Written request: Produce an exact copy of all the data below, dropping every image.

----- Exercise materials -----

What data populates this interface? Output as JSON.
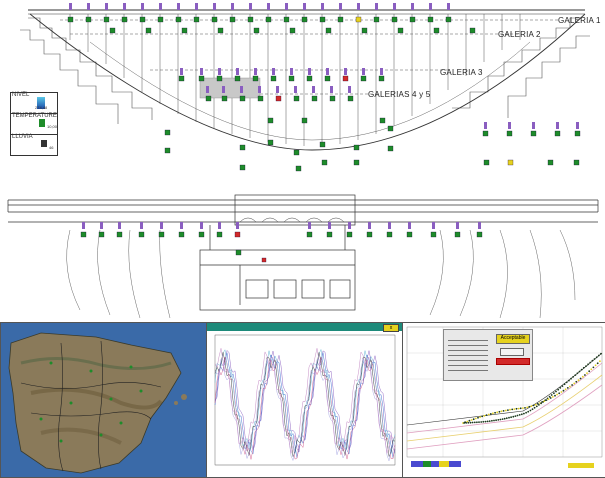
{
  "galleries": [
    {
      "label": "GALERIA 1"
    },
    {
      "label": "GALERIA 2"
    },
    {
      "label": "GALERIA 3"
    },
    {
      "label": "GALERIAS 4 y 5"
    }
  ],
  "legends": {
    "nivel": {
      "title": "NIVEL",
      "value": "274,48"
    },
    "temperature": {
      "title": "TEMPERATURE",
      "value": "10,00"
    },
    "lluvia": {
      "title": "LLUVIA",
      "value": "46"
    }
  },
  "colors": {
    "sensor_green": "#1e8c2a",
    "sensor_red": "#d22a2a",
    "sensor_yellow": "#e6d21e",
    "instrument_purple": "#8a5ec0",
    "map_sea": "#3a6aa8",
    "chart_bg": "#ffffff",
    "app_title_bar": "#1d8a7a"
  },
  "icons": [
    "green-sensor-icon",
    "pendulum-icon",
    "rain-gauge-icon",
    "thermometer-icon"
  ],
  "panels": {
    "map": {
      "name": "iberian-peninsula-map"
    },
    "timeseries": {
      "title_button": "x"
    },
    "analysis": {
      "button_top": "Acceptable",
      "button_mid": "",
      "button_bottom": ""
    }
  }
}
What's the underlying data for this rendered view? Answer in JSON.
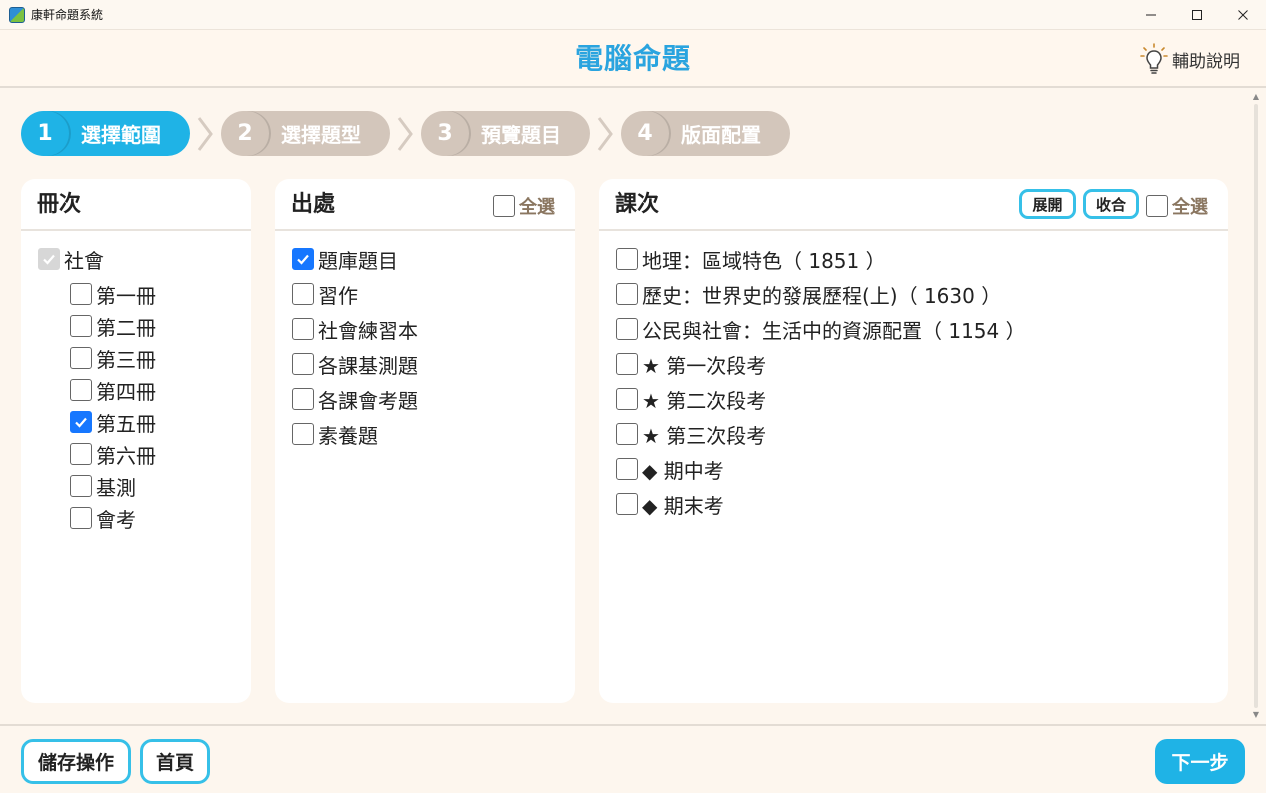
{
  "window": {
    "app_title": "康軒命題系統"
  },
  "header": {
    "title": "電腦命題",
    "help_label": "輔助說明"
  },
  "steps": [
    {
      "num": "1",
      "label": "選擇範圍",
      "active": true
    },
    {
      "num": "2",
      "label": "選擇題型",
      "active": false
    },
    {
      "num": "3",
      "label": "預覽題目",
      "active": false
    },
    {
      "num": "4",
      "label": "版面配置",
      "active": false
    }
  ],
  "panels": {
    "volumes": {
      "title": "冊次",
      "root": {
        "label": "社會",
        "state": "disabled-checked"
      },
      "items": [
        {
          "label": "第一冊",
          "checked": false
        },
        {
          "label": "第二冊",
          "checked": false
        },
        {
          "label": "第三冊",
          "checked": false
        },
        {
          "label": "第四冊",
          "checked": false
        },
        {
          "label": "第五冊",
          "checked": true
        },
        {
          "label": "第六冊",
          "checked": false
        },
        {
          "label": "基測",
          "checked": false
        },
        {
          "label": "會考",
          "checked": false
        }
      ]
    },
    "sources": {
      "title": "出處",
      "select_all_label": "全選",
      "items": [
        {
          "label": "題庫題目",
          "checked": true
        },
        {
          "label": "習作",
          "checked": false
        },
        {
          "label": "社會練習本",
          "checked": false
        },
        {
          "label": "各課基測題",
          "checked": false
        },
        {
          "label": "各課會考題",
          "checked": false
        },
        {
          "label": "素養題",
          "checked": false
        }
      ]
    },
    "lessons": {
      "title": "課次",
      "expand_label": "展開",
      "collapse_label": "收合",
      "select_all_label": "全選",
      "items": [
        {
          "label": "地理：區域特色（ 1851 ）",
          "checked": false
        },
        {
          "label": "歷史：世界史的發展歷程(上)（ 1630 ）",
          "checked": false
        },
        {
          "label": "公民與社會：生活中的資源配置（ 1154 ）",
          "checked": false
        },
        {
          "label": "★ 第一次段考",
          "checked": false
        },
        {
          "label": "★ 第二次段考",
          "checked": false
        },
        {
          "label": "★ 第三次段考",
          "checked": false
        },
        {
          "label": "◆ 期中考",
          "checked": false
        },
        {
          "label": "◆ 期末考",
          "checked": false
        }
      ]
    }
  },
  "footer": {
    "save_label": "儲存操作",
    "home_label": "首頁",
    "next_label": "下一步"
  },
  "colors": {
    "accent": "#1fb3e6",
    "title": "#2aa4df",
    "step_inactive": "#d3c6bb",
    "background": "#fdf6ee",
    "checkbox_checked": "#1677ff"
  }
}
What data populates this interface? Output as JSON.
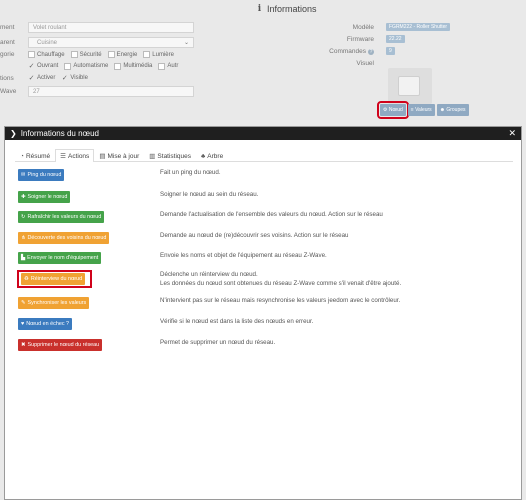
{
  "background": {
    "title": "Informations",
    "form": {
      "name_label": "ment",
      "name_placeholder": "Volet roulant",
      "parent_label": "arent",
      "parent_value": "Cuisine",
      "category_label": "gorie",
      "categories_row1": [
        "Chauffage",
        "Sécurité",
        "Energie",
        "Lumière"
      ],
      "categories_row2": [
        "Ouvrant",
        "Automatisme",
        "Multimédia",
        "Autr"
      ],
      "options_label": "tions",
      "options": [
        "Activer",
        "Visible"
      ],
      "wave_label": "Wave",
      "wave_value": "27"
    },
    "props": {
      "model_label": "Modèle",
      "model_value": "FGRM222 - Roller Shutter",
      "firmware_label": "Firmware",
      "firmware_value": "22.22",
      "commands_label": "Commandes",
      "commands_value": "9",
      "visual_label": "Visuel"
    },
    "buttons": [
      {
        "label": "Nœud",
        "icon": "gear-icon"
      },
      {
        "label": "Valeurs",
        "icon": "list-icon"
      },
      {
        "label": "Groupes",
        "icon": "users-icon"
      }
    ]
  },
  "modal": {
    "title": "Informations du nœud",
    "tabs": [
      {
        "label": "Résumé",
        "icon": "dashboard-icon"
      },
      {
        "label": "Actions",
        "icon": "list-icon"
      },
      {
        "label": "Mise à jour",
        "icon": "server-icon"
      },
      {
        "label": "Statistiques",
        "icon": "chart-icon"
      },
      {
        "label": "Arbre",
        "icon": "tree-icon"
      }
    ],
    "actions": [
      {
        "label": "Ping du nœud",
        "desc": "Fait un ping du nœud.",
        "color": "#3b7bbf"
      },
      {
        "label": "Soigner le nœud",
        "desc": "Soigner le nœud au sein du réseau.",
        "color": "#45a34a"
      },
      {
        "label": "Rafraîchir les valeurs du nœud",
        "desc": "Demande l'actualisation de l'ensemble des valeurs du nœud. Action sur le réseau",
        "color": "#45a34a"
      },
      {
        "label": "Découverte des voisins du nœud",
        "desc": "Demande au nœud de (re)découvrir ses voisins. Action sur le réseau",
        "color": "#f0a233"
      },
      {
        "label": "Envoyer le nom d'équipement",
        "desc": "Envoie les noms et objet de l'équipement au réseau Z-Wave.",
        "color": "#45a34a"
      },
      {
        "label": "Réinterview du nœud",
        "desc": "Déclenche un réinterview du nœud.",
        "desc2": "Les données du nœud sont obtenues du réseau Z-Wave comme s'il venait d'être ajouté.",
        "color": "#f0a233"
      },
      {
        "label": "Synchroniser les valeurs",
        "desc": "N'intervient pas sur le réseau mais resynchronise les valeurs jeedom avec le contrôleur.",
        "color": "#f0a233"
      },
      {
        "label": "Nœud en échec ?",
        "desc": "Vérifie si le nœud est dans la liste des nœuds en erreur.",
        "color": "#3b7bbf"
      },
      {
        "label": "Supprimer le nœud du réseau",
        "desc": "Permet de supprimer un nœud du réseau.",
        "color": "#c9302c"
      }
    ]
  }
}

-----

The answer:
What data populates this interface? Output as JSON.
{
  "galleries": [
    {
      "label": "GALERIA 1"
    },
    {
      "label": "GALERIA 2"
    },
    {
      "label": "GALERIA 3"
    },
    {
      "label": "GALERIAS 4 y 5"
    }
  ],
  "legends": {
    "nivel": {
      "title": "NIVEL",
      "value": "274,48"
    },
    "temperature": {
      "title": "TEMPERATURE",
      "value": "10,00"
    },
    "lluvia": {
      "title": "LLUVIA",
      "value": "46"
    }
  },
  "colors": {
    "sensor_green": "#1e8c2a",
    "sensor_red": "#d22a2a",
    "sensor_yellow": "#e6d21e",
    "instrument_purple": "#8a5ec0",
    "map_sea": "#3a6aa8",
    "chart_bg": "#ffffff",
    "app_title_bar": "#1d8a7a"
  },
  "icons": [
    "green-sensor-icon",
    "pendulum-icon",
    "rain-gauge-icon",
    "thermometer-icon"
  ],
  "panels": {
    "map": {
      "name": "iberian-peninsula-map"
    },
    "timeseries": {
      "title_button": "x"
    },
    "analysis": {
      "button_top": "Acceptable",
      "button_mid": "",
      "button_bottom": ""
    }
  }
}
What's the underlying data for this rendered view? Answer in JSON.
{
  "window": {
    "app_title": "康軒命題系統"
  },
  "header": {
    "title": "電腦命題",
    "help_label": "輔助說明"
  },
  "steps": [
    {
      "num": "1",
      "label": "選擇範圍",
      "active": true
    },
    {
      "num": "2",
      "label": "選擇題型",
      "active": false
    },
    {
      "num": "3",
      "label": "預覽題目",
      "active": false
    },
    {
      "num": "4",
      "label": "版面配置",
      "active": false
    }
  ],
  "panels": {
    "volumes": {
      "title": "冊次",
      "root": {
        "label": "社會",
        "state": "disabled-checked"
      },
      "items": [
        {
          "label": "第一冊",
          "checked": false
        },
        {
          "label": "第二冊",
          "checked": false
        },
        {
          "label": "第三冊",
          "checked": false
        },
        {
          "label": "第四冊",
          "checked": false
        },
        {
          "label": "第五冊",
          "checked": true
        },
        {
          "label": "第六冊",
          "checked": false
        },
        {
          "label": "基測",
          "checked": false
        },
        {
          "label": "會考",
          "checked": false
        }
      ]
    },
    "sources": {
      "title": "出處",
      "select_all_label": "全選",
      "items": [
        {
          "label": "題庫題目",
          "checked": true
        },
        {
          "label": "習作",
          "checked": false
        },
        {
          "label": "社會練習本",
          "checked": false
        },
        {
          "label": "各課基測題",
          "checked": false
        },
        {
          "label": "各課會考題",
          "checked": false
        },
        {
          "label": "素養題",
          "checked": false
        }
      ]
    },
    "lessons": {
      "title": "課次",
      "expand_label": "展開",
      "collapse_label": "收合",
      "select_all_label": "全選",
      "items": [
        {
          "label": "地理：區域特色（ 1851 ）",
          "checked": false
        },
        {
          "label": "歷史：世界史的發展歷程(上)（ 1630 ）",
          "checked": false
        },
        {
          "label": "公民與社會：生活中的資源配置（ 1154 ）",
          "checked": false
        },
        {
          "label": "★ 第一次段考",
          "checked": false
        },
        {
          "label": "★ 第二次段考",
          "checked": false
        },
        {
          "label": "★ 第三次段考",
          "checked": false
        },
        {
          "label": "◆ 期中考",
          "checked": false
        },
        {
          "label": "◆ 期末考",
          "checked": false
        }
      ]
    }
  },
  "footer": {
    "save_label": "儲存操作",
    "home_label": "首頁",
    "next_label": "下一步"
  },
  "colors": {
    "accent": "#1fb3e6",
    "title": "#2aa4df",
    "step_inactive": "#d3c6bb",
    "background": "#fdf6ee",
    "checkbox_checked": "#1677ff"
  }
}
What data populates this interface? Output as JSON.
{
  "background": {
    "title": "Informations",
    "form": {
      "name_label": "ment",
      "name_placeholder": "Volet roulant",
      "parent_label": "arent",
      "parent_value": "Cuisine",
      "category_label": "gorie",
      "categories_row1": [
        "Chauffage",
        "Sécurité",
        "Energie",
        "Lumière"
      ],
      "categories_row2": [
        "Ouvrant",
        "Automatisme",
        "Multimédia",
        "Autr"
      ],
      "options_label": "tions",
      "options": [
        "Activer",
        "Visible"
      ],
      "wave_label": "Wave",
      "wave_value": "27"
    },
    "props": {
      "model_label": "Modèle",
      "model_value": "FGRM222 - Roller Shutter",
      "firmware_label": "Firmware",
      "firmware_value": "22.22",
      "commands_label": "Commandes",
      "commands_value": "9",
      "visual_label": "Visuel"
    },
    "buttons": [
      {
        "label": "Nœud",
        "icon": "gear-icon"
      },
      {
        "label": "Valeurs",
        "icon": "list-icon"
      },
      {
        "label": "Groupes",
        "icon": "users-icon"
      }
    ]
  },
  "modal": {
    "title": "Informations du nœud",
    "tabs": [
      {
        "label": "Résumé",
        "icon": "dashboard-icon"
      },
      {
        "label": "Actions",
        "icon": "list-icon"
      },
      {
        "label": "Mise à jour",
        "icon": "server-icon"
      },
      {
        "label": "Statistiques",
        "icon": "chart-icon"
      },
      {
        "label": "Arbre",
        "icon": "tree-icon"
      }
    ],
    "actions": [
      {
        "label": "Ping du nœud",
        "desc": "Fait un ping du nœud.",
        "color": "#3b7bbf"
      },
      {
        "label": "Soigner le nœud",
        "desc": "Soigner le nœud au sein du réseau.",
        "color": "#45a34a"
      },
      {
        "label": "Rafraîchir les valeurs du nœud",
        "desc": "Demande l'actualisation de l'ensemble des valeurs du nœud. Action sur le réseau",
        "color": "#45a34a"
      },
      {
        "label": "Découverte des voisins du nœud",
        "desc": "Demande au nœud de (re)découvrir ses voisins. Action sur le réseau",
        "color": "#f0a233"
      },
      {
        "label": "Envoyer le nom d'équipement",
        "desc": "Envoie les noms et objet de l'équipement au réseau Z-Wave.",
        "color": "#45a34a"
      },
      {
        "label": "Réinterview du nœud",
        "desc": "Déclenche un réinterview du nœud.",
        "desc2": "Les données du nœud sont obtenues du réseau Z-Wave comme s'il venait d'être ajouté.",
        "color": "#f0a233"
      },
      {
        "label": "Synchroniser les valeurs",
        "desc": "N'intervient pas sur le réseau mais resynchronise les valeurs jeedom avec le contrôleur.",
        "color": "#f0a233"
      },
      {
        "label": "Nœud en échec ?",
        "desc": "Vérifie si le nœud est dans la liste des nœuds en erreur.",
        "color": "#3b7bbf"
      },
      {
        "label": "Supprimer le nœud du réseau",
        "desc": "Permet de supprimer un nœud du réseau.",
        "color": "#c9302c"
      }
    ]
  }
}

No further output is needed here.